Problem details:
Reproduce the listing below verbatim.
>> begin Dataset records
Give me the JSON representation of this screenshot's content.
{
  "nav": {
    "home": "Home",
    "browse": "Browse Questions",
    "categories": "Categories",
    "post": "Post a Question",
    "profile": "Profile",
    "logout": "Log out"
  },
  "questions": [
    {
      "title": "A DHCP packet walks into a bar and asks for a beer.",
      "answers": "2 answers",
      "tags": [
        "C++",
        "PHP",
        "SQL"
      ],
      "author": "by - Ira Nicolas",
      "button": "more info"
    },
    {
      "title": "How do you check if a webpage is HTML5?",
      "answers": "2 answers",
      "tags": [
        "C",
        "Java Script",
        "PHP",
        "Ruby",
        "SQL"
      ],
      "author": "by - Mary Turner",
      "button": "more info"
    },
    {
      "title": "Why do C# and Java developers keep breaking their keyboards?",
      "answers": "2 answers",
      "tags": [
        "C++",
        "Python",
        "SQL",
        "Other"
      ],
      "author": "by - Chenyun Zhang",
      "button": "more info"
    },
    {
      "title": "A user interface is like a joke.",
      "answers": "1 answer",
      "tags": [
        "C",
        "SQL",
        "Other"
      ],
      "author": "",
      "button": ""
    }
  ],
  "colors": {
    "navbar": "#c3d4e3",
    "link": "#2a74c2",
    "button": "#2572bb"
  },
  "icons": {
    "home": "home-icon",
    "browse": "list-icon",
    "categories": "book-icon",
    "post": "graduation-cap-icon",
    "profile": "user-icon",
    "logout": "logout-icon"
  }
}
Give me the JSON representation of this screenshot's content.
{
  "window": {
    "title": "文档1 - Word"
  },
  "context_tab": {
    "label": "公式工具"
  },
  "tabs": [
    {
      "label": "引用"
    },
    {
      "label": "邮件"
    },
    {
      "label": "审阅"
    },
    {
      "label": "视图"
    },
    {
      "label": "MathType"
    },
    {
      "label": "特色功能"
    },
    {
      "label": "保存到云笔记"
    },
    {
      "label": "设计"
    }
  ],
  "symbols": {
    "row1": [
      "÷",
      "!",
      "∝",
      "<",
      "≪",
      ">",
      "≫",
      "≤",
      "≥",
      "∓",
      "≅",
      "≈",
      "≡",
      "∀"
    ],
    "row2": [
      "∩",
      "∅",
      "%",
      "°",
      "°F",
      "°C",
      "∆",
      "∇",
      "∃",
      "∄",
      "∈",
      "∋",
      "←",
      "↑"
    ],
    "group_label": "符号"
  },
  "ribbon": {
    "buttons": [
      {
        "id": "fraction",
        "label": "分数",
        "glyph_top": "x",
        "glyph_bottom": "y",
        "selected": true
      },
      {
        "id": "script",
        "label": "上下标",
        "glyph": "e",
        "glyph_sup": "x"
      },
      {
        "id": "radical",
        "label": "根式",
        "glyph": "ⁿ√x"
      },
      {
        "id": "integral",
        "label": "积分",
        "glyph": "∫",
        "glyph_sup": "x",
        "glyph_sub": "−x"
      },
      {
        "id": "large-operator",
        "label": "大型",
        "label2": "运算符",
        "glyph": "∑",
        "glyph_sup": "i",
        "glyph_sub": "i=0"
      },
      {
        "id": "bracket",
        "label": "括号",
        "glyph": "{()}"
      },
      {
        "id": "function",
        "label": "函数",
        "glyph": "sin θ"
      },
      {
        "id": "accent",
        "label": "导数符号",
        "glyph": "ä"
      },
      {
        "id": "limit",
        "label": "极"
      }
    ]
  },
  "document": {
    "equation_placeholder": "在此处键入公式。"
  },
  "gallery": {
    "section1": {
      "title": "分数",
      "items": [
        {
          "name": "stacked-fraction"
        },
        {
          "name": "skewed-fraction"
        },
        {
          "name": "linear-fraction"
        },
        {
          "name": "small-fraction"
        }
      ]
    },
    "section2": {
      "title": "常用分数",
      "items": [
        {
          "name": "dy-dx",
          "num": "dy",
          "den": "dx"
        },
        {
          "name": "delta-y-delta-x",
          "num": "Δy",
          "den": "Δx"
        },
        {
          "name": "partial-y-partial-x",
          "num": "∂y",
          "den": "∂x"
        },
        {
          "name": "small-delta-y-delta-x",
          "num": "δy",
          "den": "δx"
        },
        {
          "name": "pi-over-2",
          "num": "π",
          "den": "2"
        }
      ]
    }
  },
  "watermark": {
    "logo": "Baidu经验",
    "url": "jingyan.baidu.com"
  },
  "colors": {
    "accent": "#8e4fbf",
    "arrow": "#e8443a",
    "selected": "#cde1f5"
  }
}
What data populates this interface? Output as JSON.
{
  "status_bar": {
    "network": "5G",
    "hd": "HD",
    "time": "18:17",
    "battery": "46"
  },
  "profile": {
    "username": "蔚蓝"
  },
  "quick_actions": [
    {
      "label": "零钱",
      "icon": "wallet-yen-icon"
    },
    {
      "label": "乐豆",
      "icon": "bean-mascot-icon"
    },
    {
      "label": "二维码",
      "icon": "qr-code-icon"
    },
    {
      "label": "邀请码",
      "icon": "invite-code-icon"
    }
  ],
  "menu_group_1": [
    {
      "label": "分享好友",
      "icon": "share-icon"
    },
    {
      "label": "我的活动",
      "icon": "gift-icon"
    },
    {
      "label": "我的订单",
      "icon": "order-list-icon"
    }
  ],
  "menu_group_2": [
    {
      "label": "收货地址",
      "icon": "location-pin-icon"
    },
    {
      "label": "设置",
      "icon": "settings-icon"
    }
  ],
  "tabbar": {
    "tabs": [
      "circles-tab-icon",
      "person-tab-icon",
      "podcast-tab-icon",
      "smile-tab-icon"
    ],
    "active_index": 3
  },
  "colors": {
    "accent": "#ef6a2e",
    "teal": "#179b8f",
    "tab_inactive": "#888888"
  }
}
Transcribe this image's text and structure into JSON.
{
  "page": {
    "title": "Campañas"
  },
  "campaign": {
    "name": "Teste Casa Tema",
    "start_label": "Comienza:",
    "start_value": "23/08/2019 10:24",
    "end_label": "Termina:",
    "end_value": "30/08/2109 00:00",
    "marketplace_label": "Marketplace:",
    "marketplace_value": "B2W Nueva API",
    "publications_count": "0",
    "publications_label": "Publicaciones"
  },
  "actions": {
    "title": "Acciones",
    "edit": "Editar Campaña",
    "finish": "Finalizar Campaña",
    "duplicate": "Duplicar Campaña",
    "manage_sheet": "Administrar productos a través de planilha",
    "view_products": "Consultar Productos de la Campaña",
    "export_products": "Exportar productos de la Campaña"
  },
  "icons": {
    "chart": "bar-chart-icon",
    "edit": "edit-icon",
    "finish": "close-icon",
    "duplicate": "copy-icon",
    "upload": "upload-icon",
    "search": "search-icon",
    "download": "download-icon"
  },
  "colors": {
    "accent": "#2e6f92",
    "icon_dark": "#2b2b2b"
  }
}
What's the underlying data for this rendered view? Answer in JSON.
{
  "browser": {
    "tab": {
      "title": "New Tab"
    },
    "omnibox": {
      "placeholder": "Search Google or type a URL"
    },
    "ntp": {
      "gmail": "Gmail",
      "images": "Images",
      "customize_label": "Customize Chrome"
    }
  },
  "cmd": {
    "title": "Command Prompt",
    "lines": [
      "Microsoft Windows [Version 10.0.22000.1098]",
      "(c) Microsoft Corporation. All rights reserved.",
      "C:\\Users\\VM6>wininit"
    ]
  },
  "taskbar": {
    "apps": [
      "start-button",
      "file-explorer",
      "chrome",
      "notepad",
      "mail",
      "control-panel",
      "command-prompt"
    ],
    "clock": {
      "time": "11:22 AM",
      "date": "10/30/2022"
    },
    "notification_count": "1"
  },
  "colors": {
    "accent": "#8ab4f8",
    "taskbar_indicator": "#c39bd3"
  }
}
>> end Dataset records
Task solution:
Give me the JSON representation of this screenshot's content.
{
  "nav": {
    "home": "Home",
    "browse": "Browse Questions",
    "categories": "Categories",
    "post": "Post a Question",
    "profile": "Profile",
    "logout": "Log out"
  },
  "questions": [
    {
      "title": "A DHCP packet walks into a bar and asks for a beer.",
      "answers": "2 answers",
      "tags": [
        "C++",
        "PHP",
        "SQL"
      ],
      "author": "by - Ira Nicolas",
      "button": "more info"
    },
    {
      "title": "How do you check if a webpage is HTML5?",
      "answers": "2 answers",
      "tags": [
        "C",
        "Java Script",
        "PHP",
        "Ruby",
        "SQL"
      ],
      "author": "by - Mary Turner",
      "button": "more info"
    },
    {
      "title": "Why do C# and Java developers keep breaking their keyboards?",
      "answers": "2 answers",
      "tags": [
        "C++",
        "Python",
        "SQL",
        "Other"
      ],
      "author": "by - Chenyun Zhang",
      "button": "more info"
    },
    {
      "title": "A user interface is like a joke.",
      "answers": "1 answer",
      "tags": [
        "C",
        "SQL",
        "Other"
      ],
      "author": "",
      "button": ""
    }
  ],
  "colors": {
    "navbar": "#c3d4e3",
    "link": "#2a74c2",
    "button": "#2572bb"
  },
  "icons": {
    "home": "home-icon",
    "browse": "list-icon",
    "categories": "book-icon",
    "post": "graduation-cap-icon",
    "profile": "user-icon",
    "logout": "logout-icon"
  }
}
Give me the JSON representation of this screenshot's content.
{
  "window": {
    "title": "文档1 - Word"
  },
  "context_tab": {
    "label": "公式工具"
  },
  "tabs": [
    {
      "label": "引用"
    },
    {
      "label": "邮件"
    },
    {
      "label": "审阅"
    },
    {
      "label": "视图"
    },
    {
      "label": "MathType"
    },
    {
      "label": "特色功能"
    },
    {
      "label": "保存到云笔记"
    },
    {
      "label": "设计"
    }
  ],
  "symbols": {
    "row1": [
      "÷",
      "!",
      "∝",
      "<",
      "≪",
      ">",
      "≫",
      "≤",
      "≥",
      "∓",
      "≅",
      "≈",
      "≡",
      "∀"
    ],
    "row2": [
      "∩",
      "∅",
      "%",
      "°",
      "°F",
      "°C",
      "∆",
      "∇",
      "∃",
      "∄",
      "∈",
      "∋",
      "←",
      "↑"
    ],
    "group_label": "符号"
  },
  "ribbon": {
    "buttons": [
      {
        "id": "fraction",
        "label": "分数",
        "glyph_top": "x",
        "glyph_bottom": "y",
        "selected": true
      },
      {
        "id": "script",
        "label": "上下标",
        "glyph": "e",
        "glyph_sup": "x"
      },
      {
        "id": "radical",
        "label": "根式",
        "glyph": "ⁿ√x"
      },
      {
        "id": "integral",
        "label": "积分",
        "glyph": "∫",
        "glyph_sup": "x",
        "glyph_sub": "−x"
      },
      {
        "id": "large-operator",
        "label": "大型",
        "label2": "运算符",
        "glyph": "∑",
        "glyph_sup": "i",
        "glyph_sub": "i=0"
      },
      {
        "id": "bracket",
        "label": "括号",
        "glyph": "{()}"
      },
      {
        "id": "function",
        "label": "函数",
        "glyph": "sin θ"
      },
      {
        "id": "accent",
        "label": "导数符号",
        "glyph": "ä"
      },
      {
        "id": "limit",
        "label": "极"
      }
    ]
  },
  "document": {
    "equation_placeholder": "在此处键入公式。"
  },
  "gallery": {
    "section1": {
      "title": "分数",
      "items": [
        {
          "name": "stacked-fraction"
        },
        {
          "name": "skewed-fraction"
        },
        {
          "name": "linear-fraction"
        },
        {
          "name": "small-fraction"
        }
      ]
    },
    "section2": {
      "title": "常用分数",
      "items": [
        {
          "name": "dy-dx",
          "num": "dy",
          "den": "dx"
        },
        {
          "name": "delta-y-delta-x",
          "num": "Δy",
          "den": "Δx"
        },
        {
          "name": "partial-y-partial-x",
          "num": "∂y",
          "den": "∂x"
        },
        {
          "name": "small-delta-y-delta-x",
          "num": "δy",
          "den": "δx"
        },
        {
          "name": "pi-over-2",
          "num": "π",
          "den": "2"
        }
      ]
    }
  },
  "watermark": {
    "logo": "Baidu经验",
    "url": "jingyan.baidu.com"
  },
  "colors": {
    "accent": "#8e4fbf",
    "arrow": "#e8443a",
    "selected": "#cde1f5"
  }
}
What data populates this interface? Output as JSON.
{
  "status_bar": {
    "network": "5G",
    "hd": "HD",
    "time": "18:17",
    "battery": "46"
  },
  "profile": {
    "username": "蔚蓝"
  },
  "quick_actions": [
    {
      "label": "零钱",
      "icon": "wallet-yen-icon"
    },
    {
      "label": "乐豆",
      "icon": "bean-mascot-icon"
    },
    {
      "label": "二维码",
      "icon": "qr-code-icon"
    },
    {
      "label": "邀请码",
      "icon": "invite-code-icon"
    }
  ],
  "menu_group_1": [
    {
      "label": "分享好友",
      "icon": "share-icon"
    },
    {
      "label": "我的活动",
      "icon": "gift-icon"
    },
    {
      "label": "我的订单",
      "icon": "order-list-icon"
    }
  ],
  "menu_group_2": [
    {
      "label": "收货地址",
      "icon": "location-pin-icon"
    },
    {
      "label": "设置",
      "icon": "settings-icon"
    }
  ],
  "tabbar": {
    "tabs": [
      "circles-tab-icon",
      "person-tab-icon",
      "podcast-tab-icon",
      "smile-tab-icon"
    ],
    "active_index": 3
  },
  "colors": {
    "accent": "#ef6a2e",
    "teal": "#179b8f",
    "tab_inactive": "#888888"
  }
}
Transcribe this image's text and structure into JSON.
{
  "page": {
    "title": "Campañas"
  },
  "campaign": {
    "name": "Teste Casa Tema",
    "start_label": "Comienza:",
    "start_value": "23/08/2019 10:24",
    "end_label": "Termina:",
    "end_value": "30/08/2109 00:00",
    "marketplace_label": "Marketplace:",
    "marketplace_value": "B2W Nueva API",
    "publications_count": "0",
    "publications_label": "Publicaciones"
  },
  "actions": {
    "title": "Acciones",
    "edit": "Editar Campaña",
    "finish": "Finalizar Campaña",
    "duplicate": "Duplicar Campaña",
    "manage_sheet": "Administrar productos a través de planilha",
    "view_products": "Consultar Productos de la Campaña",
    "export_products": "Exportar productos de la Campaña"
  },
  "icons": {
    "chart": "bar-chart-icon",
    "edit": "edit-icon",
    "finish": "close-icon",
    "duplicate": "copy-icon",
    "upload": "upload-icon",
    "search": "search-icon",
    "download": "download-icon"
  },
  "colors": {
    "accent": "#2e6f92",
    "icon_dark": "#2b2b2b"
  }
}
What's the underlying data for this rendered view? Answer in JSON.
{
  "browser": {
    "tab": {
      "title": "New Tab"
    },
    "omnibox": {
      "placeholder": "Search Google or type a URL"
    },
    "ntp": {
      "gmail": "Gmail",
      "images": "Images",
      "customize_label": "Customize Chrome"
    }
  },
  "cmd": {
    "title": "Command Prompt",
    "lines": [
      "Microsoft Windows [Version 10.0.22000.1098]",
      "(c) Microsoft Corporation. All rights reserved.",
      "C:\\Users\\VM6>wininit"
    ]
  },
  "taskbar": {
    "apps": [
      "start-button",
      "file-explorer",
      "chrome",
      "notepad",
      "mail",
      "control-panel",
      "command-prompt"
    ],
    "clock": {
      "time": "11:22 AM",
      "date": "10/30/2022"
    },
    "notification_count": "1"
  },
  "colors": {
    "accent": "#8ab4f8",
    "taskbar_indicator": "#c39bd3"
  }
}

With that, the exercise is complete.